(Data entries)
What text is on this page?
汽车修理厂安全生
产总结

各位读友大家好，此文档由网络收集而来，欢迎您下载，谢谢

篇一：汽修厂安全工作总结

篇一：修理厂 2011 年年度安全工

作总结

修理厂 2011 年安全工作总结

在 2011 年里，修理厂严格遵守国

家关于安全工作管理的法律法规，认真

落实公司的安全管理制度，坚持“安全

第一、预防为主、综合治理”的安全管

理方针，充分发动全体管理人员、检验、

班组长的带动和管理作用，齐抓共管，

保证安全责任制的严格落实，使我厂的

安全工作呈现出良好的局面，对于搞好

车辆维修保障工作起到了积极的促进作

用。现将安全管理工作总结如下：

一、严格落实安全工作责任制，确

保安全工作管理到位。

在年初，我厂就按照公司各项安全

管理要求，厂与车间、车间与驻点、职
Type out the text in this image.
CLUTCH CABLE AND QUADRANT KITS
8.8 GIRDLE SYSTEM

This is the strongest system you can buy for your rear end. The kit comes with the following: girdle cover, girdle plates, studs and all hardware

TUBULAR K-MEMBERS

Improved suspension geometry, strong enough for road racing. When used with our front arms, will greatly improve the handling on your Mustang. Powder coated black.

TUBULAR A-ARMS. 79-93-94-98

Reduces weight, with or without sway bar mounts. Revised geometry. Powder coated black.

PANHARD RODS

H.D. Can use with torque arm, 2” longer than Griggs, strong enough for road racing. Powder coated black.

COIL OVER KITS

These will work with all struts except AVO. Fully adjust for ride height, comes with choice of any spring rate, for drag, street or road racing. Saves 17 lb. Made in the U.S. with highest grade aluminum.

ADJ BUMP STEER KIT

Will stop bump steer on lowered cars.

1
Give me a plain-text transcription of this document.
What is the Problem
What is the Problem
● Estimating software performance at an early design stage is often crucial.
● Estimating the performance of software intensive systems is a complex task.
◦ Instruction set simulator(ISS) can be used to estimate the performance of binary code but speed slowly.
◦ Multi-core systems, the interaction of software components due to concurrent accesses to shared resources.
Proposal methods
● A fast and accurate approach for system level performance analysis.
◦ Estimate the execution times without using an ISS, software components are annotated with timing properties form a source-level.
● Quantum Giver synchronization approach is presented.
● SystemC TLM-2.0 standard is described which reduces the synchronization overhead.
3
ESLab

▶ What the task requires
Quote the data in full, keeping each word unchanged.

▶ Final result
What text is on this page?
汽车修理厂安全生
产总结

各位读友大家好，此文档由网络收集而来，欢迎您下载，谢谢

篇一：汽修厂安全工作总结

篇一：修理厂 2011 年年度安全工

作总结

修理厂 2011 年安全工作总结

在 2011 年里，修理厂严格遵守国

家关于安全工作管理的法律法规，认真

落实公司的安全管理制度，坚持“安全

第一、预防为主、综合治理”的安全管

理方针，充分发动全体管理人员、检验、

班组长的带动和管理作用，齐抓共管，

保证安全责任制的严格落实，使我厂的

安全工作呈现出良好的局面，对于搞好

车辆维修保障工作起到了积极的促进作

用。现将安全管理工作总结如下：

一、严格落实安全工作责任制，确

保安全工作管理到位。

在年初，我厂就按照公司各项安全

管理要求，厂与车间、车间与驻点、职
Type out the text in this image.
CLUTCH CABLE AND QUADRANT KITS
8.8 GIRDLE SYSTEM

This is the strongest system you can buy for your rear end. The kit comes with the following: girdle cover, girdle plates, studs and all hardware

TUBULAR K-MEMBERS

Improved suspension geometry, strong enough for road racing. When used with our front arms, will greatly improve the handling on your Mustang. Powder coated black.

TUBULAR A-ARMS. 79-93-94-98

Reduces weight, with or without sway bar mounts. Revised geometry. Powder coated black.

PANHARD RODS

H.D. Can use with torque arm, 2” longer than Griggs, strong enough for road racing. Powder coated black.

COIL OVER KITS

These will work with all struts except AVO. Fully adjust for ride height, comes with choice of any spring rate, for drag, street or road racing. Saves 17 lb. Made in the U.S. with highest grade aluminum.

ADJ BUMP STEER KIT

Will stop bump steer on lowered cars.

1
Give me a plain-text transcription of this document.
What is the Problem
What is the Problem
● Estimating software performance at an early design stage is often crucial.
● Estimating the performance of software intensive systems is a complex task.
◦ Instruction set simulator(ISS) can be used to estimate the performance of binary code but speed slowly.
◦ Multi-core systems, the interaction of software components due to concurrent accesses to shared resources.
Proposal methods
● A fast and accurate approach for system level performance analysis.
◦ Estimate the execution times without using an ISS, software components are annotated with timing properties form a source-level.
● Quantum Giver synchronization approach is presented.
● SystemC TLM-2.0 standard is described which reduces the synchronization overhead.
3
ESLab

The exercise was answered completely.